▸ Problem
Copy the records word for word, starting at their first line and stopping after the line that contains "- token-right[interactable]: the: [254, 612, 275, 629]".

--------------------------------

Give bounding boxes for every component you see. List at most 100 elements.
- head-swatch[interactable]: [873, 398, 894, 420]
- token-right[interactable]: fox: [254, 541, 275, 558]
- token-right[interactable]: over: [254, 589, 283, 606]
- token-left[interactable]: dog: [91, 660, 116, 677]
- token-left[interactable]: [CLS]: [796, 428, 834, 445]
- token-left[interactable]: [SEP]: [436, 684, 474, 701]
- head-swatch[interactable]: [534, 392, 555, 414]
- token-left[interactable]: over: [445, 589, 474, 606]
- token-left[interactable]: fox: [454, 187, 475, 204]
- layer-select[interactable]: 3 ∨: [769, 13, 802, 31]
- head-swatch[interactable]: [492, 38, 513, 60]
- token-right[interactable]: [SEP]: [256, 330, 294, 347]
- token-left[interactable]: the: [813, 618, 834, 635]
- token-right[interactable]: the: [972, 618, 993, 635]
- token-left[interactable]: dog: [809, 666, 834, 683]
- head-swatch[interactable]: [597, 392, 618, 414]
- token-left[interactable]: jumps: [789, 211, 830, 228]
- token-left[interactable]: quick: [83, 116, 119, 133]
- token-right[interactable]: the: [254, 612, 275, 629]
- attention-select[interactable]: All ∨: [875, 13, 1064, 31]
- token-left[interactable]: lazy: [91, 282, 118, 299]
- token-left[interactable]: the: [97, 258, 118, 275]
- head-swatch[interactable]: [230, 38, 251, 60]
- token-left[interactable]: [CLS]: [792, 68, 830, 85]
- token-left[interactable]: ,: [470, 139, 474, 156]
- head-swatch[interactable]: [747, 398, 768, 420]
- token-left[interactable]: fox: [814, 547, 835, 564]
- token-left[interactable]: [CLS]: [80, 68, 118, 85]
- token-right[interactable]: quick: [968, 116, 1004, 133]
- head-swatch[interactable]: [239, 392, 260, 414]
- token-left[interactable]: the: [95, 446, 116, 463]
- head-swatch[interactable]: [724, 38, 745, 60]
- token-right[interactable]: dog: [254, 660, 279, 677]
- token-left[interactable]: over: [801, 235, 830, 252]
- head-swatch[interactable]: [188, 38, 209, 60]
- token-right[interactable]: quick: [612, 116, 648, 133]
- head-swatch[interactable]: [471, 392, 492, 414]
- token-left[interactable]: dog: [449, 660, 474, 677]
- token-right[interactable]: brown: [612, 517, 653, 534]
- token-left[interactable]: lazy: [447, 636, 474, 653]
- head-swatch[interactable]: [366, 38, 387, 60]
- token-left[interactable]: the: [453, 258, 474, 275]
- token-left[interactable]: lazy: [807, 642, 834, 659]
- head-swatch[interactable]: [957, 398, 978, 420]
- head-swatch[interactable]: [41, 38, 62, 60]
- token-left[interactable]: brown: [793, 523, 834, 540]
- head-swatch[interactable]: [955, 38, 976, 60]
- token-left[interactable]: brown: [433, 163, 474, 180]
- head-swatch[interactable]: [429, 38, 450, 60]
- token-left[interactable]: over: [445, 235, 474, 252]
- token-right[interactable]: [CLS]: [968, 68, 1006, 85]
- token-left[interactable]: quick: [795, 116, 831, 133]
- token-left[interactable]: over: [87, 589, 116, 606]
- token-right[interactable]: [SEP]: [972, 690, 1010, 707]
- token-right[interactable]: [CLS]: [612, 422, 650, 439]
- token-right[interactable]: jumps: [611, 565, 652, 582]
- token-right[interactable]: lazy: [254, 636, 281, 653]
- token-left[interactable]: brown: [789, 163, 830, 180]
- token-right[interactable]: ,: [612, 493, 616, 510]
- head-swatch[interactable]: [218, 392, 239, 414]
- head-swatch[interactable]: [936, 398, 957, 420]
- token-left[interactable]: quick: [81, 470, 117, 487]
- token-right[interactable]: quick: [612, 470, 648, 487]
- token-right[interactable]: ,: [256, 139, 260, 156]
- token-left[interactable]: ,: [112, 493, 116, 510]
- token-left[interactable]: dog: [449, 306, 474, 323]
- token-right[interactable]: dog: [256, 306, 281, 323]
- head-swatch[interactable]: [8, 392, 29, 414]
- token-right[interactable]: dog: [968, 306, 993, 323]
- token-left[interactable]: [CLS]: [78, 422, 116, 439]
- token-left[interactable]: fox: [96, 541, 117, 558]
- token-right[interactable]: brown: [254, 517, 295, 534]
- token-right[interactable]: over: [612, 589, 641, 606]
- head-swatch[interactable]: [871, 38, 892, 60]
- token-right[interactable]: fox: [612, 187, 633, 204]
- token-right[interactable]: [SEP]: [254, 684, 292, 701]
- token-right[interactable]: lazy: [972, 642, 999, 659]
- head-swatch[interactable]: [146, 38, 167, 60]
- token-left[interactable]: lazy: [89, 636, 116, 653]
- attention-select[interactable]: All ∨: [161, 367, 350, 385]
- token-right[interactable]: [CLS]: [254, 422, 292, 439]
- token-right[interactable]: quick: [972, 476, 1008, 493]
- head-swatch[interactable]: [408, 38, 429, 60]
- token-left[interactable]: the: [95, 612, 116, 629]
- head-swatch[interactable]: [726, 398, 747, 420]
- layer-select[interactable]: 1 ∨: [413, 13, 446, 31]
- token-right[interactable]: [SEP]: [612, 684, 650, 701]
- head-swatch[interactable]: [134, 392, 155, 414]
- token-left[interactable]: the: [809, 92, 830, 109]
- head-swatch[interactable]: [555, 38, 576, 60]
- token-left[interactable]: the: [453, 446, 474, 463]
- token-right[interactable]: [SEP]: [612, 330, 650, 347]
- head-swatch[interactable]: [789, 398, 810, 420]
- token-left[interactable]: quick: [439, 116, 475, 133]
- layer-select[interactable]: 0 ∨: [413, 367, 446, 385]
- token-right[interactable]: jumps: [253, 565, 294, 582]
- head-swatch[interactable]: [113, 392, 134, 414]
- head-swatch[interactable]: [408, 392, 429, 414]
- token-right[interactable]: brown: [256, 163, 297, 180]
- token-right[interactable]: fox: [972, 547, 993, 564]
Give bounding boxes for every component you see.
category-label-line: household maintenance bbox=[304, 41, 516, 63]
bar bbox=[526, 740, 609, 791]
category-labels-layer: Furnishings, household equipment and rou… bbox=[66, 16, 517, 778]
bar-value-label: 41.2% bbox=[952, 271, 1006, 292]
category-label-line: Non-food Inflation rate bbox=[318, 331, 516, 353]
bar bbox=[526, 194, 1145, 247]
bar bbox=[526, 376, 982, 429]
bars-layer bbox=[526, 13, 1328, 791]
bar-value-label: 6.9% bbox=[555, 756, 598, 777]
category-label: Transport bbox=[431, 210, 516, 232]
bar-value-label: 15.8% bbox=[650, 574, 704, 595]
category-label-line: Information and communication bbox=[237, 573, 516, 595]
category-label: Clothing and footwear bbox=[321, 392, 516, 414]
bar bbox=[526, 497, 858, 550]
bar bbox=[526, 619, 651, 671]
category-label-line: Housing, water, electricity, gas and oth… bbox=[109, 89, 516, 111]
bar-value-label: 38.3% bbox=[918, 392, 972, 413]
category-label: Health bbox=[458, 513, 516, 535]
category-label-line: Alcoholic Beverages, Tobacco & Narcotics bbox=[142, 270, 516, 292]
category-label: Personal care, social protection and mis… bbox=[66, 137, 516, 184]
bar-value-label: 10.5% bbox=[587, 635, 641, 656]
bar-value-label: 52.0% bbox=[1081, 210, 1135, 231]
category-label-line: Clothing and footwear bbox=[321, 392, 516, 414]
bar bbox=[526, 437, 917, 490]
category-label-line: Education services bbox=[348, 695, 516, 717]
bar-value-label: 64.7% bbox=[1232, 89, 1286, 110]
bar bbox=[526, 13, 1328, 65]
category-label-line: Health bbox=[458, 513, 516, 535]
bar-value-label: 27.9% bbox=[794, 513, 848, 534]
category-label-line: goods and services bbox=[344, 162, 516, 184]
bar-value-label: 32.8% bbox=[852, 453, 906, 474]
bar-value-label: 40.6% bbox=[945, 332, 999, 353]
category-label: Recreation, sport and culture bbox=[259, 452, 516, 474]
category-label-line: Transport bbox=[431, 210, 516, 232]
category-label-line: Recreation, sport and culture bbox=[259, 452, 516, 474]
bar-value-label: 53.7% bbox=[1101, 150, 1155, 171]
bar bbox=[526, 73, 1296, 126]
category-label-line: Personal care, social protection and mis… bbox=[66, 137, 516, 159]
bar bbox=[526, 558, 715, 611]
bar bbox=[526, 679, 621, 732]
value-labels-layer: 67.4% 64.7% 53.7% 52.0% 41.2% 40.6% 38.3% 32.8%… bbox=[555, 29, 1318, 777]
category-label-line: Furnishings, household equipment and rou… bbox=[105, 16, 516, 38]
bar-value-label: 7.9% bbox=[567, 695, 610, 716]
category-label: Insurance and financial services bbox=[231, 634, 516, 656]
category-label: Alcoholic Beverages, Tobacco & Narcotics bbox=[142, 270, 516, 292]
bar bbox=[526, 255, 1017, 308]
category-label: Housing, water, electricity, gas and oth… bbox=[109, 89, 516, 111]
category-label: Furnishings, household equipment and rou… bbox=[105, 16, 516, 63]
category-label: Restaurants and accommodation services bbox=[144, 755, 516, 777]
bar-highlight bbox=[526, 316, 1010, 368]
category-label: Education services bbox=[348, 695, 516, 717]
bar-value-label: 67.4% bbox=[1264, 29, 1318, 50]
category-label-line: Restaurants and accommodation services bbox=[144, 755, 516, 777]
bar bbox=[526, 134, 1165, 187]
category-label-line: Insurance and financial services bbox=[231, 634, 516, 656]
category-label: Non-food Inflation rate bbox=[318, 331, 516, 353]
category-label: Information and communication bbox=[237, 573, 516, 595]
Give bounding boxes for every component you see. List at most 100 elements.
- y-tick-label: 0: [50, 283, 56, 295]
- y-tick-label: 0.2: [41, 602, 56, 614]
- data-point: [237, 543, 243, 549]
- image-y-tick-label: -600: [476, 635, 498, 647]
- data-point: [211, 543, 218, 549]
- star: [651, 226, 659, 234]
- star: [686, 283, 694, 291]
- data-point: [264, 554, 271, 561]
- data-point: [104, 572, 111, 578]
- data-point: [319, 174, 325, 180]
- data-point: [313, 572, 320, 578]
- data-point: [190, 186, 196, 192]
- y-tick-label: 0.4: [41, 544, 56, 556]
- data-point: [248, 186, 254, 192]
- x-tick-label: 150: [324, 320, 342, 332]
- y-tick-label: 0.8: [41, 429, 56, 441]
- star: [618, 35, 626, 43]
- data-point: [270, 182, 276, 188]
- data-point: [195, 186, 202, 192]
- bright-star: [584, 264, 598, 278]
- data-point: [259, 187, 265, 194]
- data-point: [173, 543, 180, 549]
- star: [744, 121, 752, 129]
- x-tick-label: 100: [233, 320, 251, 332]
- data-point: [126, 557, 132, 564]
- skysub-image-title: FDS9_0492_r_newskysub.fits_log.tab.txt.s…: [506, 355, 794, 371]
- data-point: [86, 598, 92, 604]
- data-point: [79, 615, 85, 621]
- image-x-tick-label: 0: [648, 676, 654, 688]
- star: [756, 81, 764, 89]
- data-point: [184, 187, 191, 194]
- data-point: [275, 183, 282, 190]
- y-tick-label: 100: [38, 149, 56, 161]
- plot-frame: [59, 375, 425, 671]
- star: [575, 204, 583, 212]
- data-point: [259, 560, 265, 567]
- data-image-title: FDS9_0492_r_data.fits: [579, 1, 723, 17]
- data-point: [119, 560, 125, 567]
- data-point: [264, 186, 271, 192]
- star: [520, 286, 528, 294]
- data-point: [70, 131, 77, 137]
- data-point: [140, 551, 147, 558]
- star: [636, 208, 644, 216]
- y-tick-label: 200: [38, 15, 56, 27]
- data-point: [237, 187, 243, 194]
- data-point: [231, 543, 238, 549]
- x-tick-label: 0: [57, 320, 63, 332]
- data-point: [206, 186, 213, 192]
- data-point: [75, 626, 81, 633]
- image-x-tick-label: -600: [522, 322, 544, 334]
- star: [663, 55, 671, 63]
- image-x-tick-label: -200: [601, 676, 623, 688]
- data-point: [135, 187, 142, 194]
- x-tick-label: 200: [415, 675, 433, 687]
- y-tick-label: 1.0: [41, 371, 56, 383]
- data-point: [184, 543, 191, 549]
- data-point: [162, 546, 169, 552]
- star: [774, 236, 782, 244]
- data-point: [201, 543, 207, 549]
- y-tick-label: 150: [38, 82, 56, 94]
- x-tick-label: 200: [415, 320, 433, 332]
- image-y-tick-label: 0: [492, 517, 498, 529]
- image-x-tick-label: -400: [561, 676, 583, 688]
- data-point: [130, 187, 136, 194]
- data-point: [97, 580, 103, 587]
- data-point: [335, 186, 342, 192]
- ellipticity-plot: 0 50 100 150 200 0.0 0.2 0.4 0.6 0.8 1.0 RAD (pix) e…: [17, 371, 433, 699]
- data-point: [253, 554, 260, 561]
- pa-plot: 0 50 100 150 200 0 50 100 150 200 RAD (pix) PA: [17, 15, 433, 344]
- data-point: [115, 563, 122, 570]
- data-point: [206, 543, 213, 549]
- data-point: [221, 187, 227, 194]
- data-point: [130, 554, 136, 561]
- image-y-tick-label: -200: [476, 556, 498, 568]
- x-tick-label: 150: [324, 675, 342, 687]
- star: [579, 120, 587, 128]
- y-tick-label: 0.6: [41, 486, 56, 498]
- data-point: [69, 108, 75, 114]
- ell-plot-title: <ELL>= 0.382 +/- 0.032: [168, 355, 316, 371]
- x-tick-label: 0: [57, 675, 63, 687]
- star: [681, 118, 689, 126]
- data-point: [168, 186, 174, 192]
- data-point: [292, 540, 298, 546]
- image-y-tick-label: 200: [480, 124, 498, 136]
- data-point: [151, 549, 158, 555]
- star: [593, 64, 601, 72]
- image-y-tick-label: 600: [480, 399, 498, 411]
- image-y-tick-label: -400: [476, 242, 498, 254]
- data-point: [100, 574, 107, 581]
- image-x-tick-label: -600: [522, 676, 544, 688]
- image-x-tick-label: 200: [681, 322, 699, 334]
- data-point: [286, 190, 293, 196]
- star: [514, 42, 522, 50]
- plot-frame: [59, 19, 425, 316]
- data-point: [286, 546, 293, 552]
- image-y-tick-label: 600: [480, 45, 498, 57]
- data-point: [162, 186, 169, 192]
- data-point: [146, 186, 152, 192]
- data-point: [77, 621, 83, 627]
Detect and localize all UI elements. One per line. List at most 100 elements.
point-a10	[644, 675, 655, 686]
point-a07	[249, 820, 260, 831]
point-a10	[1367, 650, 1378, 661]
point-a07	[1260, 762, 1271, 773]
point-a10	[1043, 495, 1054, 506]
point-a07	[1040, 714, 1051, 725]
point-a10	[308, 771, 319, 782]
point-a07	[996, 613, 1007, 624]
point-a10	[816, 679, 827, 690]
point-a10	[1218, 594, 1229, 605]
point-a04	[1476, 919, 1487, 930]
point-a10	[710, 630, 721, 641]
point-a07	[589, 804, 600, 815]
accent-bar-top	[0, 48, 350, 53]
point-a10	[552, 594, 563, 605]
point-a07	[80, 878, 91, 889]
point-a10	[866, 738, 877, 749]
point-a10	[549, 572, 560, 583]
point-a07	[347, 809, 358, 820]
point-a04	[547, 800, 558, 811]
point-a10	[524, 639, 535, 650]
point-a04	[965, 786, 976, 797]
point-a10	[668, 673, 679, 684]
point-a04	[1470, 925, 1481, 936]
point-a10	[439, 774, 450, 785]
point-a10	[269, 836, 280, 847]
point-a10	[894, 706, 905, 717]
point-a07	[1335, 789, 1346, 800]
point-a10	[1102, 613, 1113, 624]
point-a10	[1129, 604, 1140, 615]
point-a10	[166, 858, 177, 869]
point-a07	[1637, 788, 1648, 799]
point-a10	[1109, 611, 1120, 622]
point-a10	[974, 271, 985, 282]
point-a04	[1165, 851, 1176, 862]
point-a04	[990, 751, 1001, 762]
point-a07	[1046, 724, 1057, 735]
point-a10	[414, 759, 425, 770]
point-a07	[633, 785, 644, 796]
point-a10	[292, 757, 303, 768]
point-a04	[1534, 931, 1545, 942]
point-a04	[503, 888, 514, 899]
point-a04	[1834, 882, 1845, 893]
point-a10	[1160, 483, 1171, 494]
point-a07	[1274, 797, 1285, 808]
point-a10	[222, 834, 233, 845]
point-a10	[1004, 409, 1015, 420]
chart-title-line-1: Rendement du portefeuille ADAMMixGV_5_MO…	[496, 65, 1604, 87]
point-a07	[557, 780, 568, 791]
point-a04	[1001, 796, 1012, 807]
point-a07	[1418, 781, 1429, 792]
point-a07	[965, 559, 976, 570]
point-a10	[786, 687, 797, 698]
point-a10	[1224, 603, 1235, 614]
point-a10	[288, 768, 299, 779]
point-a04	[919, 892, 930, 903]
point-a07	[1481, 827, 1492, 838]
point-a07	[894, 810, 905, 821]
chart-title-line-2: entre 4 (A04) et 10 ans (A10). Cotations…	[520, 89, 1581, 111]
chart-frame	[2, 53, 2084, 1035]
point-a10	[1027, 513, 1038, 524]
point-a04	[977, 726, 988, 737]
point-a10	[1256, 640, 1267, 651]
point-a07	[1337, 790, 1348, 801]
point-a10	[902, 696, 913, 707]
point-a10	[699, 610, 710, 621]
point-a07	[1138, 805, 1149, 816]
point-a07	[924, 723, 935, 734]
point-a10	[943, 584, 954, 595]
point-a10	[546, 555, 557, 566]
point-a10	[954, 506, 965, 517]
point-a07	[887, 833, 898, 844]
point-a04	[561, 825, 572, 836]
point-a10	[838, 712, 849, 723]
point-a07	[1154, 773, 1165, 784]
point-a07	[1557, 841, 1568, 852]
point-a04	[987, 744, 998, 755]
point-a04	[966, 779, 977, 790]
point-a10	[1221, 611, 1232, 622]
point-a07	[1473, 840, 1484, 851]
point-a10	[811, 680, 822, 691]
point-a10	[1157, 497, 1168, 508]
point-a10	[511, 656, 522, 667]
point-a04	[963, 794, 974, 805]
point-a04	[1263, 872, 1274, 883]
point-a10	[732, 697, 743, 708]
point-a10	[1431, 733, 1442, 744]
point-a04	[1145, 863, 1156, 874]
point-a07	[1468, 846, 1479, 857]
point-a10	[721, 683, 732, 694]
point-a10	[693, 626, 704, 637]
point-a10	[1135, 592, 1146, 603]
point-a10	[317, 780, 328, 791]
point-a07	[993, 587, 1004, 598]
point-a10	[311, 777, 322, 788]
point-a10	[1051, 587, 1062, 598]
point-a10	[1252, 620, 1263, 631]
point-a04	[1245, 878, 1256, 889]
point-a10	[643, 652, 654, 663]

--------------------------------

▸ Task answer
Give bounding boxes for every component you see. List at most 100 elements.
- head-swatch[interactable]: [873, 398, 894, 420]
- token-right[interactable]: fox: [254, 541, 275, 558]
- token-right[interactable]: over: [254, 589, 283, 606]
- token-left[interactable]: dog: [91, 660, 116, 677]
- token-left[interactable]: [CLS]: [796, 428, 834, 445]
- token-left[interactable]: [SEP]: [436, 684, 474, 701]
- head-swatch[interactable]: [534, 392, 555, 414]
- token-left[interactable]: over: [445, 589, 474, 606]
- token-left[interactable]: fox: [454, 187, 475, 204]
- layer-select[interactable]: 3 ∨: [769, 13, 802, 31]
- head-swatch[interactable]: [492, 38, 513, 60]
- token-right[interactable]: [SEP]: [256, 330, 294, 347]
- token-left[interactable]: the: [813, 618, 834, 635]
- token-right[interactable]: the: [972, 618, 993, 635]
- token-left[interactable]: dog: [809, 666, 834, 683]
- head-swatch[interactable]: [597, 392, 618, 414]
- token-left[interactable]: jumps: [789, 211, 830, 228]
- token-left[interactable]: quick: [83, 116, 119, 133]
- token-right[interactable]: the: [254, 612, 275, 629]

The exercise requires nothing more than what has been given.